++++ Items
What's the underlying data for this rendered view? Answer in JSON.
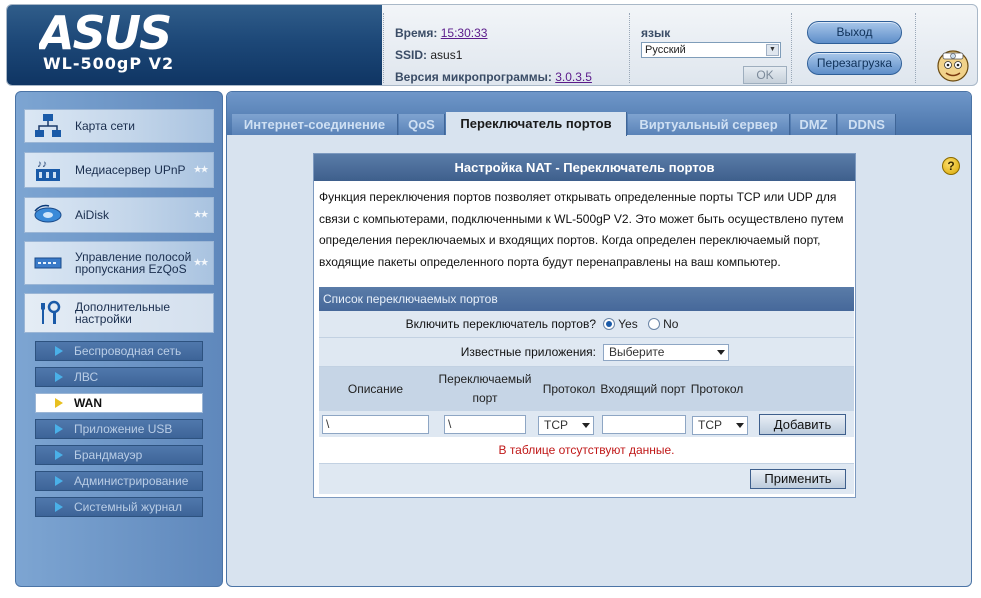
{
  "header": {
    "brand": "ASUS",
    "model": "WL-500gP V2",
    "time_label": "Время:",
    "time_value": "15:30:33",
    "ssid_label": "SSID:",
    "ssid_value": "asus1",
    "firmware_label": "Версия микропрограммы:",
    "firmware_value": "3.0.3.5",
    "language_label": "язык",
    "language_value": "Русский",
    "ok_label": "OK",
    "logout_label": "Выход",
    "reboot_label": "Перезагрузка"
  },
  "sidebar": {
    "main_items": [
      {
        "label": "Карта сети",
        "icon": "network-map-icon"
      },
      {
        "label": "Медиасервер UPnP",
        "icon": "media-server-icon"
      },
      {
        "label": "AiDisk",
        "icon": "aidisk-icon"
      },
      {
        "label": "Управление полосой пропускания EzQoS",
        "icon": "bandwidth-icon"
      },
      {
        "label": "Дополнительные настройки",
        "icon": "tools-icon"
      }
    ],
    "sub_items": [
      {
        "label": "Беспроводная сеть",
        "active": false
      },
      {
        "label": "ЛВС",
        "active": false
      },
      {
        "label": "WAN",
        "active": true
      },
      {
        "label": "Приложение USB",
        "active": false
      },
      {
        "label": "Брандмауэр",
        "active": false
      },
      {
        "label": "Администрирование",
        "active": false
      },
      {
        "label": "Системный журнал",
        "active": false
      }
    ]
  },
  "tabs": [
    {
      "label": "Интернет-соединение",
      "active": false
    },
    {
      "label": "QoS",
      "active": false
    },
    {
      "label": "Переключатель портов",
      "active": true
    },
    {
      "label": "Виртуальный сервер",
      "active": false
    },
    {
      "label": "DMZ",
      "active": false
    },
    {
      "label": "DDNS",
      "active": false
    }
  ],
  "panel": {
    "title": "Настройка NAT - Переключатель портов",
    "description": "Функция переключения портов позволяет открывать определенные порты TCP или UDP для связи с компьютерами, подключенными к WL-500gP V2. Это может быть осуществлено путем определения переключаемых и входящих портов. Когда определен переключаемый порт, входящие пакеты определенного порта будут перенаправлены на ваш компьютер.",
    "list_title": "Список переключаемых портов",
    "enable_label": "Включить переключатель портов?",
    "yes_label": "Yes",
    "no_label": "No",
    "enabled": true,
    "known_apps_label": "Известные приложения:",
    "known_apps_value": "Выберите",
    "columns": {
      "description": "Описание",
      "trigger_port": "Переключаемый порт",
      "protocol": "Протокол",
      "incoming_port": "Входящий порт",
      "protocol2": "Протокол"
    },
    "inputs": {
      "description_value": "\\",
      "trigger_port_value": "\\",
      "protocol_value": "TCP",
      "incoming_port_value": "",
      "protocol2_value": "TCP"
    },
    "add_label": "Добавить",
    "empty_message": "В таблице отсутствуют данные.",
    "apply_label": "Применить"
  },
  "colors": {
    "header_blue": "#1d4878",
    "sidebar_blue": "#5f88bc",
    "panel_title": "#3e5f8c",
    "error_red": "#c01818"
  }
}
++++++++
What to work on
Every entry above needs to be retyped exactly; drop the pictures.

Answer for this exercise
What's the underlying data for this rendered view? Answer in JSON.
{
  "header": {
    "brand": "ASUS",
    "model": "WL-500gP V2",
    "time_label": "Время:",
    "time_value": "15:30:33",
    "ssid_label": "SSID:",
    "ssid_value": "asus1",
    "firmware_label": "Версия микропрограммы:",
    "firmware_value": "3.0.3.5",
    "language_label": "язык",
    "language_value": "Русский",
    "ok_label": "OK",
    "logout_label": "Выход",
    "reboot_label": "Перезагрузка"
  },
  "sidebar": {
    "main_items": [
      {
        "label": "Карта сети",
        "icon": "network-map-icon"
      },
      {
        "label": "Медиасервер UPnP",
        "icon": "media-server-icon"
      },
      {
        "label": "AiDisk",
        "icon": "aidisk-icon"
      },
      {
        "label": "Управление полосой пропускания EzQoS",
        "icon": "bandwidth-icon"
      },
      {
        "label": "Дополнительные настройки",
        "icon": "tools-icon"
      }
    ],
    "sub_items": [
      {
        "label": "Беспроводная сеть",
        "active": false
      },
      {
        "label": "ЛВС",
        "active": false
      },
      {
        "label": "WAN",
        "active": true
      },
      {
        "label": "Приложение USB",
        "active": false
      },
      {
        "label": "Брандмауэр",
        "active": false
      },
      {
        "label": "Администрирование",
        "active": false
      },
      {
        "label": "Системный журнал",
        "active": false
      }
    ]
  },
  "tabs": [
    {
      "label": "Интернет-соединение",
      "active": false
    },
    {
      "label": "QoS",
      "active": false
    },
    {
      "label": "Переключатель портов",
      "active": true
    },
    {
      "label": "Виртуальный сервер",
      "active": false
    },
    {
      "label": "DMZ",
      "active": false
    },
    {
      "label": "DDNS",
      "active": false
    }
  ],
  "panel": {
    "title": "Настройка NAT - Переключатель портов",
    "description": "Функция переключения портов позволяет открывать определенные порты TCP или UDP для связи с компьютерами, подключенными к WL-500gP V2. Это может быть осуществлено путем определения переключаемых и входящих портов. Когда определен переключаемый порт, входящие пакеты определенного порта будут перенаправлены на ваш компьютер.",
    "list_title": "Список переключаемых портов",
    "enable_label": "Включить переключатель портов?",
    "yes_label": "Yes",
    "no_label": "No",
    "enabled": true,
    "known_apps_label": "Известные приложения:",
    "known_apps_value": "Выберите",
    "columns": {
      "description": "Описание",
      "trigger_port": "Переключаемый порт",
      "protocol": "Протокол",
      "incoming_port": "Входящий порт",
      "protocol2": "Протокол"
    },
    "inputs": {
      "description_value": "\\",
      "trigger_port_value": "\\",
      "protocol_value": "TCP",
      "incoming_port_value": "",
      "protocol2_value": "TCP"
    },
    "add_label": "Добавить",
    "empty_message": "В таблице отсутствуют данные.",
    "apply_label": "Применить"
  },
  "colors": {
    "header_blue": "#1d4878",
    "sidebar_blue": "#5f88bc",
    "panel_title": "#3e5f8c",
    "error_red": "#c01818"
  }
}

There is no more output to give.